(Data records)

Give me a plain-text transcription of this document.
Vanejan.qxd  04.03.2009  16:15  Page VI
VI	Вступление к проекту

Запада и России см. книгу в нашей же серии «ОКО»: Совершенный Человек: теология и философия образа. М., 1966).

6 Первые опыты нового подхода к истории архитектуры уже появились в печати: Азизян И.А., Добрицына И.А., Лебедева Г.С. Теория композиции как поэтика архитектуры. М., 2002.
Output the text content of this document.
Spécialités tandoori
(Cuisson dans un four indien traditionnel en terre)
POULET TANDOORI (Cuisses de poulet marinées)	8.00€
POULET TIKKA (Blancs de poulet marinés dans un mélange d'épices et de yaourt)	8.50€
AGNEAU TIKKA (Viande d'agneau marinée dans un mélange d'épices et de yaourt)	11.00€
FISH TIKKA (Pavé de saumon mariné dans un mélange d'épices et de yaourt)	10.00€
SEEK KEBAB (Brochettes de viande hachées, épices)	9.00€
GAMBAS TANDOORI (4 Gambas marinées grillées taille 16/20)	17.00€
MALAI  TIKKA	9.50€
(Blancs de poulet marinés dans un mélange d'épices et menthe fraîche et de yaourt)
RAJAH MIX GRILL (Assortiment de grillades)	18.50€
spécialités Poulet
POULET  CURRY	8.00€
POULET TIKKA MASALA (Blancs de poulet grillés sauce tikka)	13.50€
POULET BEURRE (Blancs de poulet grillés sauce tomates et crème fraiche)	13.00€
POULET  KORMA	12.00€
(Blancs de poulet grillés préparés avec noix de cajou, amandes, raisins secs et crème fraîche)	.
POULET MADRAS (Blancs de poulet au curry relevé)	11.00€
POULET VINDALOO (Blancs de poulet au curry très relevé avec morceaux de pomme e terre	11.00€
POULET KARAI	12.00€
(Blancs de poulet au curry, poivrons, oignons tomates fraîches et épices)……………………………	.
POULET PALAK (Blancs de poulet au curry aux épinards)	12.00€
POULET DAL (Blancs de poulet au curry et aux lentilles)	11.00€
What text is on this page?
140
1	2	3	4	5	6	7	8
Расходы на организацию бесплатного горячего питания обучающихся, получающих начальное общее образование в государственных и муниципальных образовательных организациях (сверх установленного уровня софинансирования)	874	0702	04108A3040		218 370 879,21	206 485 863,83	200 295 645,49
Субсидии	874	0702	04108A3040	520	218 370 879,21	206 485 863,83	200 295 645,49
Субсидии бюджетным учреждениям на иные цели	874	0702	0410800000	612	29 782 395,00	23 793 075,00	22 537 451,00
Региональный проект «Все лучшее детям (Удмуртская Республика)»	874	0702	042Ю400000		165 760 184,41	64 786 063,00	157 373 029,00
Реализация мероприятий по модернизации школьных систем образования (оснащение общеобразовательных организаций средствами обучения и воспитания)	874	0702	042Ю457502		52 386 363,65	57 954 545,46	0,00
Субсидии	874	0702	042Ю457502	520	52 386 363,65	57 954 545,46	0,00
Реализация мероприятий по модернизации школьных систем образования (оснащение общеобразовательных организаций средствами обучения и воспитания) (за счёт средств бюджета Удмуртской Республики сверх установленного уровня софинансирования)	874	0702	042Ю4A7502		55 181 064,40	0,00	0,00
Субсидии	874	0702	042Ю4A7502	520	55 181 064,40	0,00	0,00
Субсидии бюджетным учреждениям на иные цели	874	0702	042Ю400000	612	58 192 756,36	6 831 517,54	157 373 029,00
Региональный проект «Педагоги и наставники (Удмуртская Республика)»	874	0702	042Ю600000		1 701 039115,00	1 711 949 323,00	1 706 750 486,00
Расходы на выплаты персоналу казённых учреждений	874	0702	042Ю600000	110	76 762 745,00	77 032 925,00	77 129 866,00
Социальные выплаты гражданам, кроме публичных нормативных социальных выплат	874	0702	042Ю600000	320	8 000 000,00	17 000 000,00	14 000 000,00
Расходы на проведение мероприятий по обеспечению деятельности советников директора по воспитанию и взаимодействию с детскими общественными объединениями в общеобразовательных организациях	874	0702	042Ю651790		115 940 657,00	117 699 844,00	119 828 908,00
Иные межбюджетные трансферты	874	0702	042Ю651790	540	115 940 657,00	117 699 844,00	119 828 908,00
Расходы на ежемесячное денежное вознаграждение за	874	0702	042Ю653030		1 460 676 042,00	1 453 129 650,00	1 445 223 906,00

→ **Required work**: How many of these lines contain "grillés"? Write only the number.

→ **Response to the task**: 3